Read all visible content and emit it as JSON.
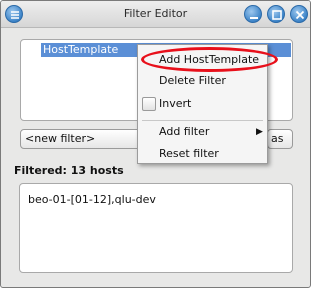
{
  "window": {
    "title": "Filter Editor"
  },
  "filter_list": {
    "items": [
      "HostTemplate"
    ]
  },
  "filter_select": {
    "value": "<new filter>"
  },
  "save_as_button": {
    "label": "as"
  },
  "filtered": {
    "label": "Filtered: 13 hosts",
    "hosts_text": "beo-01-[01-12],qlu-dev"
  },
  "context_menu": {
    "add_template": "Add HostTemplate",
    "delete_filter": "Delete Filter",
    "invert": "Invert",
    "add_filter": "Add filter",
    "reset_filter": "Reset filter"
  },
  "colors": {
    "selection": "#5b8fd6",
    "highlight_ring": "#e8101b",
    "titlebar_buttons": "#3d84c8"
  }
}
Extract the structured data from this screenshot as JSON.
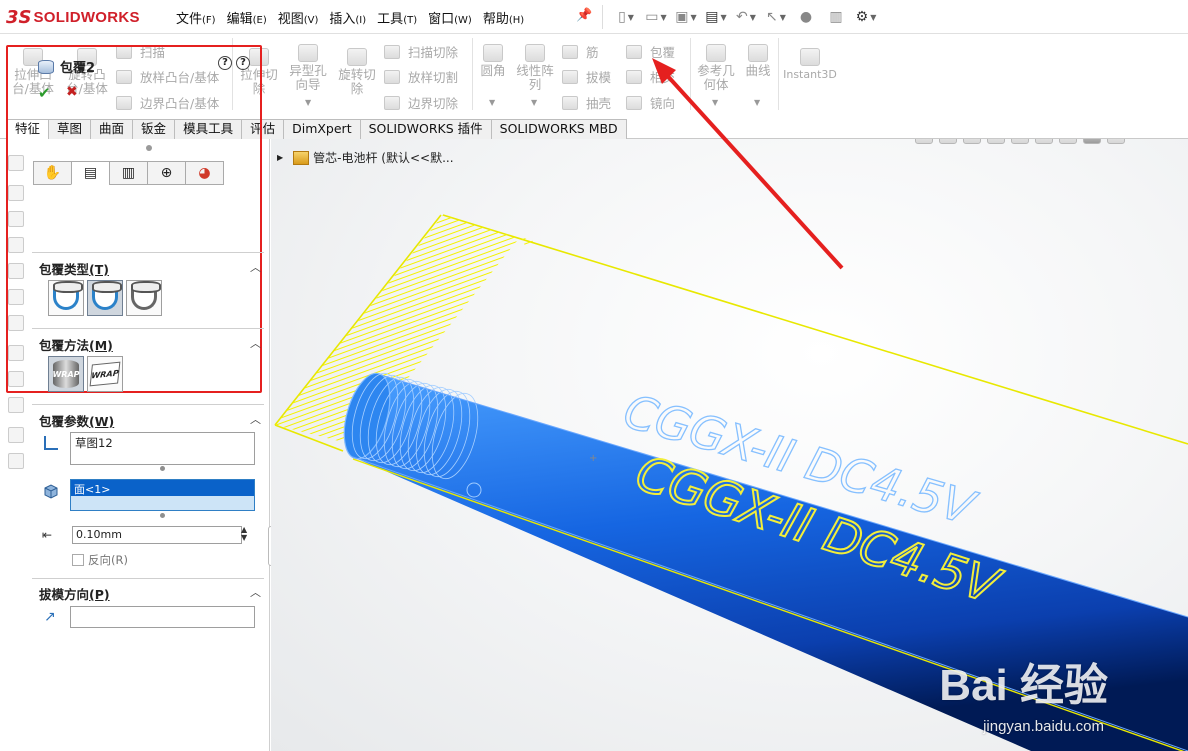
{
  "app": {
    "brand_prefix": "3S",
    "brand": "SOLIDWORKS"
  },
  "menu": [
    {
      "label": "文件",
      "acc": "(F)"
    },
    {
      "label": "编辑",
      "acc": "(E)"
    },
    {
      "label": "视图",
      "acc": "(V)"
    },
    {
      "label": "插入",
      "acc": "(I)"
    },
    {
      "label": "工具",
      "acc": "(T)"
    },
    {
      "label": "窗口",
      "acc": "(W)"
    },
    {
      "label": "帮助",
      "acc": "(H)"
    }
  ],
  "commands": {
    "extrude_boss": "拉伸凸\n台/基体",
    "revolve_boss": "旋转凸\n台/基体",
    "sweep": "扫描",
    "loft_boss": "放样凸台/基体",
    "boundary_boss": "边界凸台/基体",
    "extrude_cut": "拉伸切\n除",
    "hole_wizard": "异型孔\n向导",
    "revolve_cut": "旋转切\n除",
    "sweep_cut": "扫描切除",
    "loft_cut": "放样切割",
    "boundary_cut": "边界切除",
    "fillet": "圆角",
    "linear_pattern": "线性阵\n列",
    "rib": "筋",
    "draft": "拔模",
    "shell": "抽壳",
    "wrap": "包覆",
    "intersect": "相交",
    "mirror": "镜向",
    "ref_geometry": "参考几\n何体",
    "curves": "曲线",
    "instant3d": "Instant3D"
  },
  "tabs": [
    "特征",
    "草图",
    "曲面",
    "钣金",
    "模具工具",
    "评估",
    "DimXpert",
    "SOLIDWORKS 插件",
    "SOLIDWORKS MBD"
  ],
  "tree": {
    "part_name": "管芯-电池杆 (默认<<默..."
  },
  "property_manager": {
    "title": "包覆2",
    "help1": "?",
    "help2": "?",
    "ok": "✔",
    "cancel": "✖",
    "wrap_type": {
      "label": "包覆类型",
      "acc": "(T)"
    },
    "wrap_method": {
      "label": "包覆方法",
      "acc": "(M)"
    },
    "wrap_params": {
      "label": "包覆参数",
      "acc": "(W)"
    },
    "sketch_value": "草图12",
    "face_value": "面<1>",
    "thickness": "0.10mm",
    "reverse_label": "反向",
    "reverse_acc": "(R)",
    "draft_dir": {
      "label": "拔模方向",
      "acc": "(P)"
    },
    "wrap_label_1": "WRAP",
    "wrap_label_2": "WRAP"
  },
  "model": {
    "emboss_text": "CGGX-II DC4.5V",
    "colors": {
      "cylinder": "#1a66e0",
      "sketch": "#ffff33",
      "outline": "#6aa8ff"
    }
  },
  "watermark": {
    "main": "Bai 经验",
    "sub": "jingyan.baidu.com"
  }
}
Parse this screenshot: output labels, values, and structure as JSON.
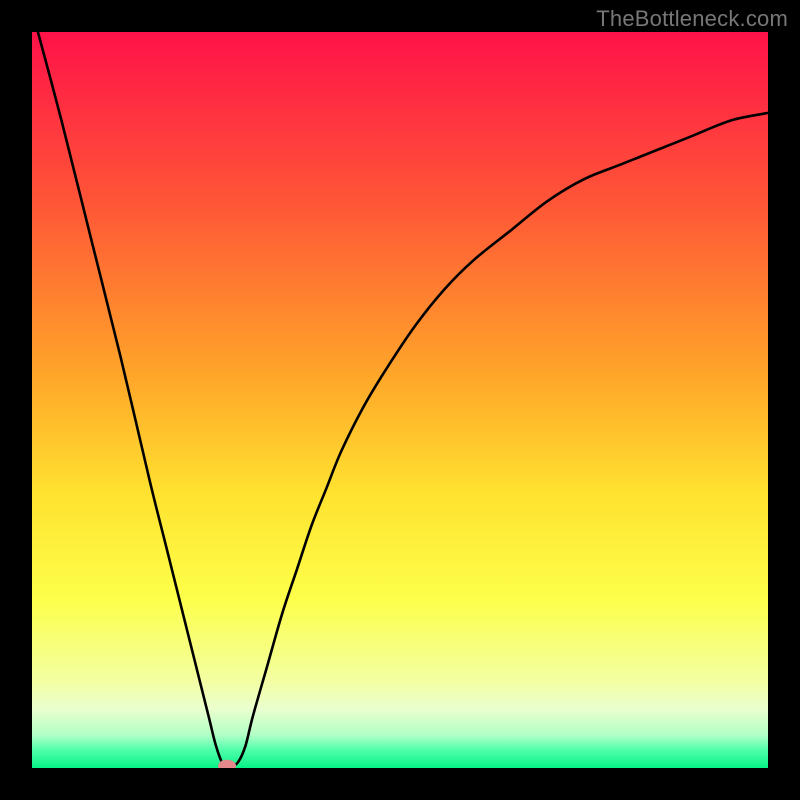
{
  "watermark": "TheBottleneck.com",
  "chart_data": {
    "type": "line",
    "title": "",
    "xlabel": "",
    "ylabel": "",
    "xlim": [
      0,
      100
    ],
    "ylim": [
      0,
      100
    ],
    "grid": false,
    "legend": false,
    "series": [
      {
        "name": "curve",
        "x": [
          0,
          4,
          8,
          12,
          16,
          18,
          20,
          22,
          24,
          25,
          26,
          27,
          28,
          29,
          30,
          32,
          34,
          36,
          38,
          40,
          42,
          45,
          48,
          52,
          56,
          60,
          65,
          70,
          75,
          80,
          85,
          90,
          95,
          100
        ],
        "y": [
          103,
          88,
          72,
          56,
          39,
          31,
          23,
          15,
          7,
          3,
          0.4,
          0.2,
          0.8,
          3,
          7,
          14,
          21,
          27,
          33,
          38,
          43,
          49,
          54,
          60,
          65,
          69,
          73,
          77,
          80,
          82,
          84,
          86,
          88,
          89
        ]
      }
    ],
    "marker": {
      "x": 26.5,
      "y": 0.3,
      "shape": "ellipse",
      "color": "#e4888c"
    },
    "gradient_stops": [
      {
        "offset": 0.0,
        "color": "#ff1249"
      },
      {
        "offset": 0.23,
        "color": "#ff5537"
      },
      {
        "offset": 0.47,
        "color": "#ffa729"
      },
      {
        "offset": 0.63,
        "color": "#ffe330"
      },
      {
        "offset": 0.77,
        "color": "#fdff4a"
      },
      {
        "offset": 0.88,
        "color": "#f3ffa0"
      },
      {
        "offset": 0.92,
        "color": "#eaffce"
      },
      {
        "offset": 0.955,
        "color": "#b2ffc6"
      },
      {
        "offset": 0.975,
        "color": "#52ffab"
      },
      {
        "offset": 1.0,
        "color": "#07f387"
      }
    ]
  }
}
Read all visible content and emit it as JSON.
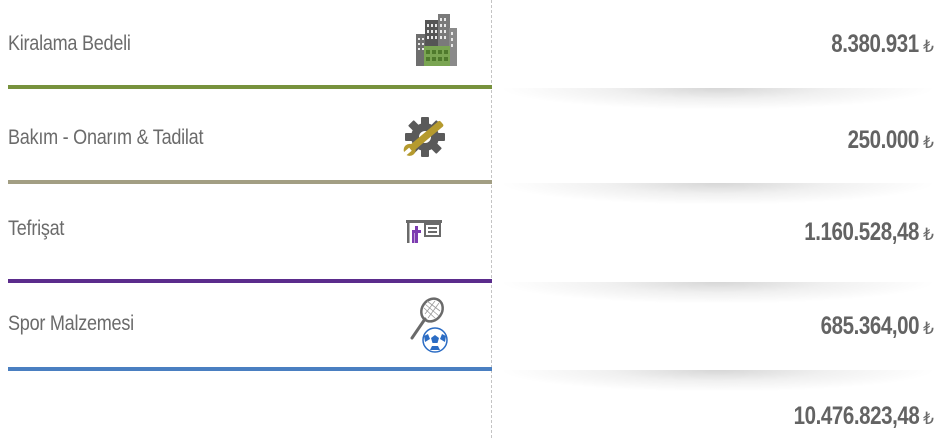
{
  "rows": [
    {
      "label": "Kiralama Bedeli",
      "value": "8.380.931",
      "currency": "₺",
      "icon": "building-icon",
      "line_color": "#77923d"
    },
    {
      "label": "Bakım - Onarım & Tadilat",
      "value": "250.000",
      "currency": "₺",
      "icon": "gear-wrench-icon",
      "line_color": "#a29e83"
    },
    {
      "label": "Tefrişat",
      "value": "1.160.528,48",
      "currency": "₺",
      "icon": "furniture-icon",
      "line_color": "#5b2c8c"
    },
    {
      "label": "Spor Malzemesi",
      "value": "685.364,00",
      "currency": "₺",
      "icon": "sports-equipment-icon",
      "line_color": "#4a7fc1"
    }
  ],
  "total": {
    "value": "10.476.823,48",
    "currency": "₺"
  }
}
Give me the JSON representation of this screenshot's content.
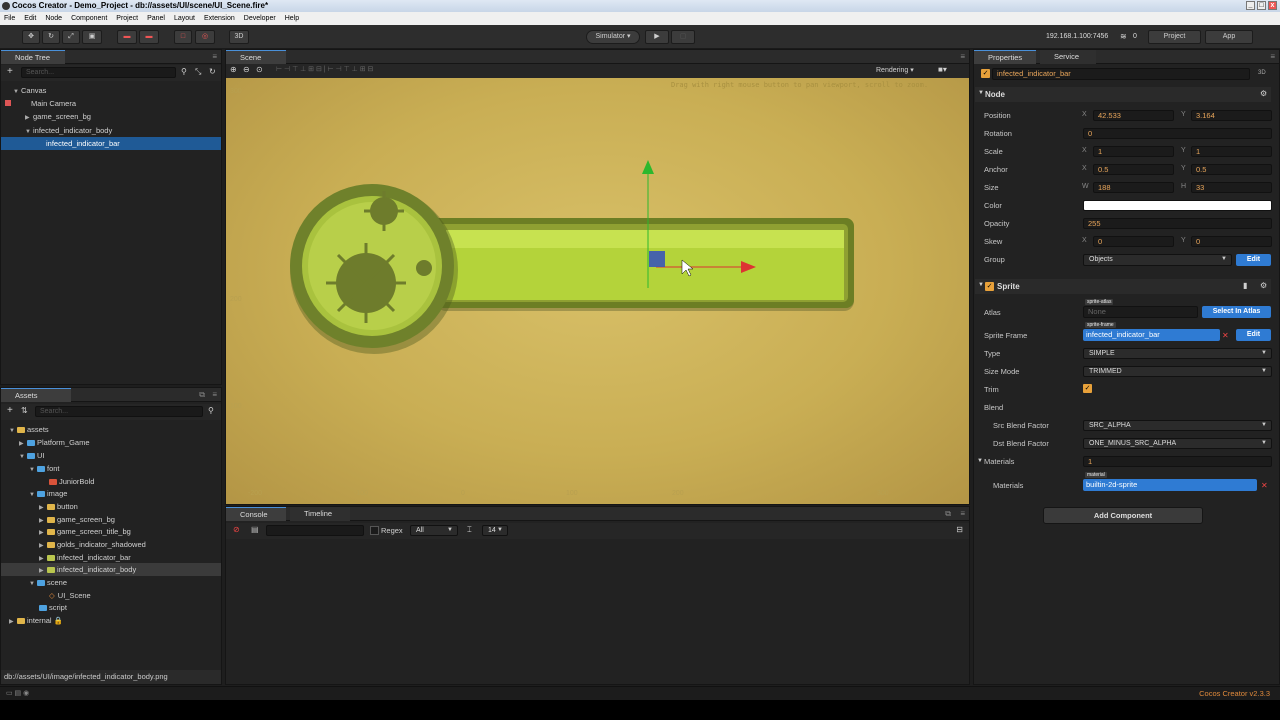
{
  "window": {
    "title": "Cocos Creator - Demo_Project - db://assets/UI/scene/UI_Scene.fire*"
  },
  "menu": [
    "File",
    "Edit",
    "Node",
    "Component",
    "Project",
    "Panel",
    "Layout",
    "Extension",
    "Developer",
    "Help"
  ],
  "toolbar": {
    "mode_3d": "3D",
    "simulator": "Simulator ▾",
    "play": "▶",
    "ip": "192.168.1.100:7456",
    "wifi_count": "0",
    "project_btn": "Project",
    "app_btn": "App"
  },
  "node_tree": {
    "tab": "Node Tree",
    "search_placeholder": "Search...",
    "items": [
      {
        "label": "Canvas"
      },
      {
        "label": "Main Camera"
      },
      {
        "label": "game_screen_bg"
      },
      {
        "label": "infected_indicator_body"
      },
      {
        "label": "infected_indicator_bar"
      }
    ]
  },
  "scene": {
    "tab": "Scene",
    "rendering": "Rendering",
    "hint": "Drag with right mouse button to pan viewport, scroll to zoom.",
    "ruler_left": [
      "300",
      "200",
      "100"
    ],
    "ruler_bottom": [
      "-200",
      "-100",
      "0",
      "100",
      "200",
      "300"
    ]
  },
  "assets": {
    "tab": "Assets",
    "search_placeholder": "Search...",
    "items": [
      {
        "label": "assets"
      },
      {
        "label": "Platform_Game"
      },
      {
        "label": "UI"
      },
      {
        "label": "font"
      },
      {
        "label": "JuniorBold"
      },
      {
        "label": "image"
      },
      {
        "label": "button"
      },
      {
        "label": "game_screen_bg"
      },
      {
        "label": "game_screen_title_bg"
      },
      {
        "label": "golds_indicator_shadowed"
      },
      {
        "label": "infected_indicator_bar"
      },
      {
        "label": "infected_indicator_body"
      },
      {
        "label": "scene"
      },
      {
        "label": "UI_Scene"
      },
      {
        "label": "script"
      },
      {
        "label": "internal 🔒"
      }
    ],
    "path": "db://assets/UI/image/infected_indicator_body.png"
  },
  "console": {
    "tab_console": "Console",
    "tab_timeline": "Timeline",
    "regex": "Regex",
    "filter": "All",
    "font_size": "14"
  },
  "properties": {
    "tab": "Properties",
    "tab_service": "Service",
    "node_name": "infected_indicator_bar",
    "mode": "3D",
    "node_section": "Node",
    "position": {
      "label": "Position",
      "x": "42.533",
      "y": "3.164"
    },
    "rotation": {
      "label": "Rotation",
      "value": "0"
    },
    "scale": {
      "label": "Scale",
      "x": "1",
      "y": "1"
    },
    "anchor": {
      "label": "Anchor",
      "x": "0.5",
      "y": "0.5"
    },
    "size": {
      "label": "Size",
      "w": "188",
      "h": "33"
    },
    "color": {
      "label": "Color",
      "hex": "#ffffff"
    },
    "opacity": {
      "label": "Opacity",
      "value": "255"
    },
    "skew": {
      "label": "Skew",
      "x": "0",
      "y": "0"
    },
    "group": {
      "label": "Group",
      "value": "Objects",
      "edit": "Edit"
    },
    "sprite_section": "Sprite",
    "atlas": {
      "label": "Atlas",
      "tag": "sprite-atlas",
      "value": "None",
      "btn": "Select In Atlas"
    },
    "sprite_frame": {
      "label": "Sprite Frame",
      "tag": "sprite-frame",
      "value": "infected_indicator_bar",
      "edit": "Edit"
    },
    "type": {
      "label": "Type",
      "value": "SIMPLE"
    },
    "size_mode": {
      "label": "Size Mode",
      "value": "TRIMMED"
    },
    "trim": {
      "label": "Trim"
    },
    "blend": {
      "label": "Blend"
    },
    "src_blend": {
      "label": "Src Blend Factor",
      "value": "SRC_ALPHA"
    },
    "dst_blend": {
      "label": "Dst Blend Factor",
      "value": "ONE_MINUS_SRC_ALPHA"
    },
    "materials_section": {
      "label": "Materials",
      "count": "1"
    },
    "materials": {
      "label": "Materials",
      "tag": "material",
      "value": "builtin-2d-sprite"
    },
    "add_component": "Add Component"
  },
  "status": {
    "version": "Cocos Creator v2.3.3"
  },
  "colors": {
    "accent": "#2f7bd3",
    "selection": "#1f5a96",
    "canvas": "#c9ae54",
    "version": "#e08a3c"
  }
}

========

• [What to do]
Gather from the entries above all lines that include the string "watermark".

• [Answer to the problem]
  "watermark": {
  "watermark": "TheBottleneck.com",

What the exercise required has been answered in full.